* OBJECTIVE *
Send back the records in full, character for character.

* EXCERPTED DATA *
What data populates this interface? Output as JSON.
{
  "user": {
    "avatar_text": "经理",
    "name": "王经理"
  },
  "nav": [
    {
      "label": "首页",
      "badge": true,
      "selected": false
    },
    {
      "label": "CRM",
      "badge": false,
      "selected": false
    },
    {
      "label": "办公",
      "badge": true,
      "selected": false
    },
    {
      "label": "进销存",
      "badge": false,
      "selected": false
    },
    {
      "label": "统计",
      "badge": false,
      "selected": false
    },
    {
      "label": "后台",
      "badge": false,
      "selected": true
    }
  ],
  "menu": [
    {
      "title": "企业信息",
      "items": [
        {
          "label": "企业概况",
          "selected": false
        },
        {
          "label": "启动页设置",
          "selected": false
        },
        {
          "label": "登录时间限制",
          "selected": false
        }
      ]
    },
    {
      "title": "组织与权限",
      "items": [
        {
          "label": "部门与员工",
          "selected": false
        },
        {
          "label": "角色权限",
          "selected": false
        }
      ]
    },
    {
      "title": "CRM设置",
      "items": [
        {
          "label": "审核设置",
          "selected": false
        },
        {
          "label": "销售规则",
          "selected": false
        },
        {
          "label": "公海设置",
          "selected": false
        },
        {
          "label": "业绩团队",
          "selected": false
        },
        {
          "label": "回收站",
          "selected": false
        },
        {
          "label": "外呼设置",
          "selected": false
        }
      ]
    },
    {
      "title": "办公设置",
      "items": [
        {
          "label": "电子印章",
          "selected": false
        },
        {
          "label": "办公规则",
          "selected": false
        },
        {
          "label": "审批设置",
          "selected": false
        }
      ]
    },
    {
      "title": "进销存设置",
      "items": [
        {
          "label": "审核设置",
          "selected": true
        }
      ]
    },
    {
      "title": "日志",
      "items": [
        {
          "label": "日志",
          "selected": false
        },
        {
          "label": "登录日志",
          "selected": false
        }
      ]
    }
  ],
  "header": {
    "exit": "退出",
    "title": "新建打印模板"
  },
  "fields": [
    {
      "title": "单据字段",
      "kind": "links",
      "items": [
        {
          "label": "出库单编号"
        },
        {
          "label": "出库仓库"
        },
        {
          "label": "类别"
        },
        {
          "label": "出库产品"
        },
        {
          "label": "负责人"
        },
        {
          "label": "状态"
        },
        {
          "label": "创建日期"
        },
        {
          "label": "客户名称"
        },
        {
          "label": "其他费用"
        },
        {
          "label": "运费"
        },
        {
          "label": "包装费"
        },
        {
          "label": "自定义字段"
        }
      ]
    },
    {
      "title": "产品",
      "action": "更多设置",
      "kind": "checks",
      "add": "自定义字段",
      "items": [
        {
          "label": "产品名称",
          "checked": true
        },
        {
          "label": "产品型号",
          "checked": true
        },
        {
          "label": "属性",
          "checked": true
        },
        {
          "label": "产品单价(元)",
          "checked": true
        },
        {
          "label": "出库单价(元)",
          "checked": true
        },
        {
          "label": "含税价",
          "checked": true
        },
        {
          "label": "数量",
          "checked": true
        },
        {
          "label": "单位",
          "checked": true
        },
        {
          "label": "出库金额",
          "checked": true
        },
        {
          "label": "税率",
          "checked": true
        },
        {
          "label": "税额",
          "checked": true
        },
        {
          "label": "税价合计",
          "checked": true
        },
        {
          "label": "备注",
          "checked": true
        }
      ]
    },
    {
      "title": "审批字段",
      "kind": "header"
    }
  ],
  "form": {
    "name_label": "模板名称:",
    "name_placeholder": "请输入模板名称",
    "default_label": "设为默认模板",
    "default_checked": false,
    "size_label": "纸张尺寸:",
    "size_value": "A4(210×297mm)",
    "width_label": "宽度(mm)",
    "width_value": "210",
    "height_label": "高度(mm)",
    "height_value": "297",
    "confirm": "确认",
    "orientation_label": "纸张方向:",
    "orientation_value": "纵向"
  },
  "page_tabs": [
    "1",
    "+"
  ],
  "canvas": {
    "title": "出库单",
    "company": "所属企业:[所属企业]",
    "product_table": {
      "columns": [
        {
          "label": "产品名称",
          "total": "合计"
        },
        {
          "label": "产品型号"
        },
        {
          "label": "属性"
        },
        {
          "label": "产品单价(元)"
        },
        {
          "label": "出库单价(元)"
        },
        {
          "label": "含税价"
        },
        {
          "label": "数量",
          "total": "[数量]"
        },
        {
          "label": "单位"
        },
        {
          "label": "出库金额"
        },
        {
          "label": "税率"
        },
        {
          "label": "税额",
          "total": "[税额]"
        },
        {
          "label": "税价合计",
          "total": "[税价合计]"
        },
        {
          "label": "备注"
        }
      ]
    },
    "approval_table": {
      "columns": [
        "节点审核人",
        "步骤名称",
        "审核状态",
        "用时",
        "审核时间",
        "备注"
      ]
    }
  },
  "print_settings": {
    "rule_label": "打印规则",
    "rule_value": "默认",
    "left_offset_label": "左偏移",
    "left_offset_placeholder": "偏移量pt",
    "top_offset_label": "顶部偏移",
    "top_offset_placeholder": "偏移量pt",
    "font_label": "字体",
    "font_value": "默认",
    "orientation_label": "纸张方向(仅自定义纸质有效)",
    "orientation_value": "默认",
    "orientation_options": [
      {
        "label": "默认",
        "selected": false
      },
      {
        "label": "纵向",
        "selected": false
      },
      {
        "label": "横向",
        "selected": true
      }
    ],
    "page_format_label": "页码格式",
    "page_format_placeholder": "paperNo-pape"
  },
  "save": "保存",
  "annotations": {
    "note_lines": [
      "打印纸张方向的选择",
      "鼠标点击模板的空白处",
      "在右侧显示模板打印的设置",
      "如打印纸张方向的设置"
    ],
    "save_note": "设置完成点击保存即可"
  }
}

* ANSWER TO THIS EXERCISE *
What data populates this interface? Output as JSON.
{
  "user": {
    "avatar_text": "经理",
    "name": "王经理"
  },
  "nav": [
    {
      "label": "首页",
      "badge": true,
      "selected": false
    },
    {
      "label": "CRM",
      "badge": false,
      "selected": false
    },
    {
      "label": "办公",
      "badge": true,
      "selected": false
    },
    {
      "label": "进销存",
      "badge": false,
      "selected": false
    },
    {
      "label": "统计",
      "badge": false,
      "selected": false
    },
    {
      "label": "后台",
      "badge": false,
      "selected": true
    }
  ],
  "menu": [
    {
      "title": "企业信息",
      "items": [
        {
          "label": "企业概况",
          "selected": false
        },
        {
          "label": "启动页设置",
          "selected": false
        },
        {
          "label": "登录时间限制",
          "selected": false
        }
      ]
    },
    {
      "title": "组织与权限",
      "items": [
        {
          "label": "部门与员工",
          "selected": false
        },
        {
          "label": "角色权限",
          "selected": false
        }
      ]
    },
    {
      "title": "CRM设置",
      "items": [
        {
          "label": "审核设置",
          "selected": false
        },
        {
          "label": "销售规则",
          "selected": false
        },
        {
          "label": "公海设置",
          "selected": false
        },
        {
          "label": "业绩团队",
          "selected": false
        },
        {
          "label": "回收站",
          "selected": false
        },
        {
          "label": "外呼设置",
          "selected": false
        }
      ]
    },
    {
      "title": "办公设置",
      "items": [
        {
          "label": "电子印章",
          "selected": false
        },
        {
          "label": "办公规则",
          "selected": false
        },
        {
          "label": "审批设置",
          "selected": false
        }
      ]
    },
    {
      "title": "进销存设置",
      "items": [
        {
          "label": "审核设置",
          "selected": true
        }
      ]
    },
    {
      "title": "日志",
      "items": [
        {
          "label": "日志",
          "selected": false
        },
        {
          "label": "登录日志",
          "selected": false
        }
      ]
    }
  ],
  "header": {
    "exit": "退出",
    "title": "新建打印模板"
  },
  "fields": [
    {
      "title": "单据字段",
      "kind": "links",
      "items": [
        {
          "label": "出库单编号"
        },
        {
          "label": "出库仓库"
        },
        {
          "label": "类别"
        },
        {
          "label": "出库产品"
        },
        {
          "label": "负责人"
        },
        {
          "label": "状态"
        },
        {
          "label": "创建日期"
        },
        {
          "label": "客户名称"
        },
        {
          "label": "其他费用"
        },
        {
          "label": "运费"
        },
        {
          "label": "包装费"
        },
        {
          "label": "自定义字段"
        }
      ]
    },
    {
      "title": "产品",
      "action": "更多设置",
      "kind": "checks",
      "add": "自定义字段",
      "items": [
        {
          "label": "产品名称",
          "checked": true
        },
        {
          "label": "产品型号",
          "checked": true
        },
        {
          "label": "属性",
          "checked": true
        },
        {
          "label": "产品单价(元)",
          "checked": true
        },
        {
          "label": "出库单价(元)",
          "checked": true
        },
        {
          "label": "含税价",
          "checked": true
        },
        {
          "label": "数量",
          "checked": true
        },
        {
          "label": "单位",
          "checked": true
        },
        {
          "label": "出库金额",
          "checked": true
        },
        {
          "label": "税率",
          "checked": true
        },
        {
          "label": "税额",
          "checked": true
        },
        {
          "label": "税价合计",
          "checked": true
        },
        {
          "label": "备注",
          "checked": true
        }
      ]
    },
    {
      "title": "审批字段",
      "kind": "header"
    }
  ],
  "form": {
    "name_label": "模板名称:",
    "name_placeholder": "请输入模板名称",
    "default_label": "设为默认模板",
    "default_checked": false,
    "size_label": "纸张尺寸:",
    "size_value": "A4(210×297mm)",
    "width_label": "宽度(mm)",
    "width_value": "210",
    "height_label": "高度(mm)",
    "height_value": "297",
    "confirm": "确认",
    "orientation_label": "纸张方向:",
    "orientation_value": "纵向"
  },
  "page_tabs": [
    "1",
    "+"
  ],
  "canvas": {
    "title": "出库单",
    "company": "所属企业:[所属企业]",
    "product_table": {
      "columns": [
        {
          "label": "产品名称",
          "total": "合计"
        },
        {
          "label": "产品型号"
        },
        {
          "label": "属性"
        },
        {
          "label": "产品单价(元)"
        },
        {
          "label": "出库单价(元)"
        },
        {
          "label": "含税价"
        },
        {
          "label": "数量",
          "total": "[数量]"
        },
        {
          "label": "单位"
        },
        {
          "label": "出库金额"
        },
        {
          "label": "税率"
        },
        {
          "label": "税额",
          "total": "[税额]"
        },
        {
          "label": "税价合计",
          "total": "[税价合计]"
        },
        {
          "label": "备注"
        }
      ]
    },
    "approval_table": {
      "columns": [
        "节点审核人",
        "步骤名称",
        "审核状态",
        "用时",
        "审核时间",
        "备注"
      ]
    }
  },
  "print_settings": {
    "rule_label": "打印规则",
    "rule_value": "默认",
    "left_offset_label": "左偏移",
    "left_offset_placeholder": "偏移量pt",
    "top_offset_label": "顶部偏移",
    "top_offset_placeholder": "偏移量pt",
    "font_label": "字体",
    "font_value": "默认",
    "orientation_label": "纸张方向(仅自定义纸质有效)",
    "orientation_value": "默认",
    "orientation_options": [
      {
        "label": "默认",
        "selected": false
      },
      {
        "label": "纵向",
        "selected": false
      },
      {
        "label": "横向",
        "selected": true
      }
    ],
    "page_format_label": "页码格式",
    "page_format_placeholder": "paperNo-pape"
  },
  "save": "保存",
  "annotations": {
    "note_lines": [
      "打印纸张方向的选择",
      "鼠标点击模板的空白处",
      "在右侧显示模板打印的设置",
      "如打印纸张方向的设置"
    ],
    "save_note": "设置完成点击保存即可"
  }
}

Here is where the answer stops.